--- START OF Records to process ---

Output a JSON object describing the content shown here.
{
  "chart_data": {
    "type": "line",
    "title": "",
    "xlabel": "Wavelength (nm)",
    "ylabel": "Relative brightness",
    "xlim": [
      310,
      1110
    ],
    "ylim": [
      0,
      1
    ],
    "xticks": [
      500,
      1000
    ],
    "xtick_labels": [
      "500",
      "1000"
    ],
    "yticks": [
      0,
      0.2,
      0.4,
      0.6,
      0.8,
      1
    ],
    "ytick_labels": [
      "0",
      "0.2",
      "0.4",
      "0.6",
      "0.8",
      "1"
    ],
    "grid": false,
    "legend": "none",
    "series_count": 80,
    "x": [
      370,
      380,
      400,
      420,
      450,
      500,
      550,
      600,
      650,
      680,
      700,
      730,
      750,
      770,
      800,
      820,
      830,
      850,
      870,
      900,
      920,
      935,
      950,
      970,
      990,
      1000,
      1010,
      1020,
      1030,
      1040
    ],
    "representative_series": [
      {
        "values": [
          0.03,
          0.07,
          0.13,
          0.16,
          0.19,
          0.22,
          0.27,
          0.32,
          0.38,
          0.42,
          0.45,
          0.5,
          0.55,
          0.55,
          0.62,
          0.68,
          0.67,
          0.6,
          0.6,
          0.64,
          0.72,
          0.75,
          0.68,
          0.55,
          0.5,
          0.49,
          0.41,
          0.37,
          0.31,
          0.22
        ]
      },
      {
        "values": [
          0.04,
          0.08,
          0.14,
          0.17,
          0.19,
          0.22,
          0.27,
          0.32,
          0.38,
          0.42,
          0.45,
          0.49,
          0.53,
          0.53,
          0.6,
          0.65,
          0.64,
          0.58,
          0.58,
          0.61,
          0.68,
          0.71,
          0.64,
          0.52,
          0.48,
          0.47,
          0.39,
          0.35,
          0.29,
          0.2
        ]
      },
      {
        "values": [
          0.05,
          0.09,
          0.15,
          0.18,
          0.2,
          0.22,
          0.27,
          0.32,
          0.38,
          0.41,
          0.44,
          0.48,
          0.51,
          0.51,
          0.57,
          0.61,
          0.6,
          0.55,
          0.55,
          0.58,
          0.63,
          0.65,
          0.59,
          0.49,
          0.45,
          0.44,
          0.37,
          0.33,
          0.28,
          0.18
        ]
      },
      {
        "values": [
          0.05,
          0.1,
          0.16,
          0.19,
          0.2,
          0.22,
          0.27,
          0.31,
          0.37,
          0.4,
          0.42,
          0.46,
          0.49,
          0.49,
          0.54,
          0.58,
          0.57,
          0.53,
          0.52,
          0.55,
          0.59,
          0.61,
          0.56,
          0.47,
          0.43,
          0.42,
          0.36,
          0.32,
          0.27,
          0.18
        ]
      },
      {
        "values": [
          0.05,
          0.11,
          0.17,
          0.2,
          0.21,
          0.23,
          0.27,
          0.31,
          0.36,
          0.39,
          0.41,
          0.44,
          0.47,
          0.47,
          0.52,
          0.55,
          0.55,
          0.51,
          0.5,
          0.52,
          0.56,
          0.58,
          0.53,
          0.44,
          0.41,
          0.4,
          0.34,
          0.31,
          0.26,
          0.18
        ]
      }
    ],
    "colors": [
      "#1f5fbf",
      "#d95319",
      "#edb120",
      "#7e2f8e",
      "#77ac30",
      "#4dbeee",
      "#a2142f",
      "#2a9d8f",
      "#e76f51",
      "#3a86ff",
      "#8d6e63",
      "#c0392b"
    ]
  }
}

--- END OF Records to process ---

* **Given problem**:
Print every entry exactly as written.

* **The answer**:
Output a JSON object describing the content shown here.
{
  "chart_data": {
    "type": "line",
    "title": "",
    "xlabel": "Wavelength (nm)",
    "ylabel": "Relative brightness",
    "xlim": [
      310,
      1110
    ],
    "ylim": [
      0,
      1
    ],
    "xticks": [
      500,
      1000
    ],
    "xtick_labels": [
      "500",
      "1000"
    ],
    "yticks": [
      0,
      0.2,
      0.4,
      0.6,
      0.8,
      1
    ],
    "ytick_labels": [
      "0",
      "0.2",
      "0.4",
      "0.6",
      "0.8",
      "1"
    ],
    "grid": false,
    "legend": "none",
    "series_count": 80,
    "x": [
      370,
      380,
      400,
      420,
      450,
      500,
      550,
      600,
      650,
      680,
      700,
      730,
      750,
      770,
      800,
      820,
      830,
      850,
      870,
      900,
      920,
      935,
      950,
      970,
      990,
      1000,
      1010,
      1020,
      1030,
      1040
    ],
    "representative_series": [
      {
        "values": [
          0.03,
          0.07,
          0.13,
          0.16,
          0.19,
          0.22,
          0.27,
          0.32,
          0.38,
          0.42,
          0.45,
          0.5,
          0.55,
          0.55,
          0.62,
          0.68,
          0.67,
          0.6,
          0.6,
          0.64,
          0.72,
          0.75,
          0.68,
          0.55,
          0.5,
          0.49,
          0.41,
          0.37,
          0.31,
          0.22
        ]
      },
      {
        "values": [
          0.04,
          0.08,
          0.14,
          0.17,
          0.19,
          0.22,
          0.27,
          0.32,
          0.38,
          0.42,
          0.45,
          0.49,
          0.53,
          0.53,
          0.6,
          0.65,
          0.64,
          0.58,
          0.58,
          0.61,
          0.68,
          0.71,
          0.64,
          0.52,
          0.48,
          0.47,
          0.39,
          0.35,
          0.29,
          0.2
        ]
      },
      {
        "values": [
          0.05,
          0.09,
          0.15,
          0.18,
          0.2,
          0.22,
          0.27,
          0.32,
          0.38,
          0.41,
          0.44,
          0.48,
          0.51,
          0.51,
          0.57,
          0.61,
          0.6,
          0.55,
          0.55,
          0.58,
          0.63,
          0.65,
          0.59,
          0.49,
          0.45,
          0.44,
          0.37,
          0.33,
          0.28,
          0.18
        ]
      },
      {
        "values": [
          0.05,
          0.1,
          0.16,
          0.19,
          0.2,
          0.22,
          0.27,
          0.31,
          0.37,
          0.4,
          0.42,
          0.46,
          0.49,
          0.49,
          0.54,
          0.58,
          0.57,
          0.53,
          0.52,
          0.55,
          0.59,
          0.61,
          0.56,
          0.47,
          0.43,
          0.42,
          0.36,
          0.32,
          0.27,
          0.18
        ]
      },
      {
        "values": [
          0.05,
          0.11,
          0.17,
          0.2,
          0.21,
          0.23,
          0.27,
          0.31,
          0.36,
          0.39,
          0.41,
          0.44,
          0.47,
          0.47,
          0.52,
          0.55,
          0.55,
          0.51,
          0.5,
          0.52,
          0.56,
          0.58,
          0.53,
          0.44,
          0.41,
          0.4,
          0.34,
          0.31,
          0.26,
          0.18
        ]
      }
    ],
    "colors": [
      "#1f5fbf",
      "#d95319",
      "#edb120",
      "#7e2f8e",
      "#77ac30",
      "#4dbeee",
      "#a2142f",
      "#2a9d8f",
      "#e76f51",
      "#3a86ff",
      "#8d6e63",
      "#c0392b"
    ]
  }
}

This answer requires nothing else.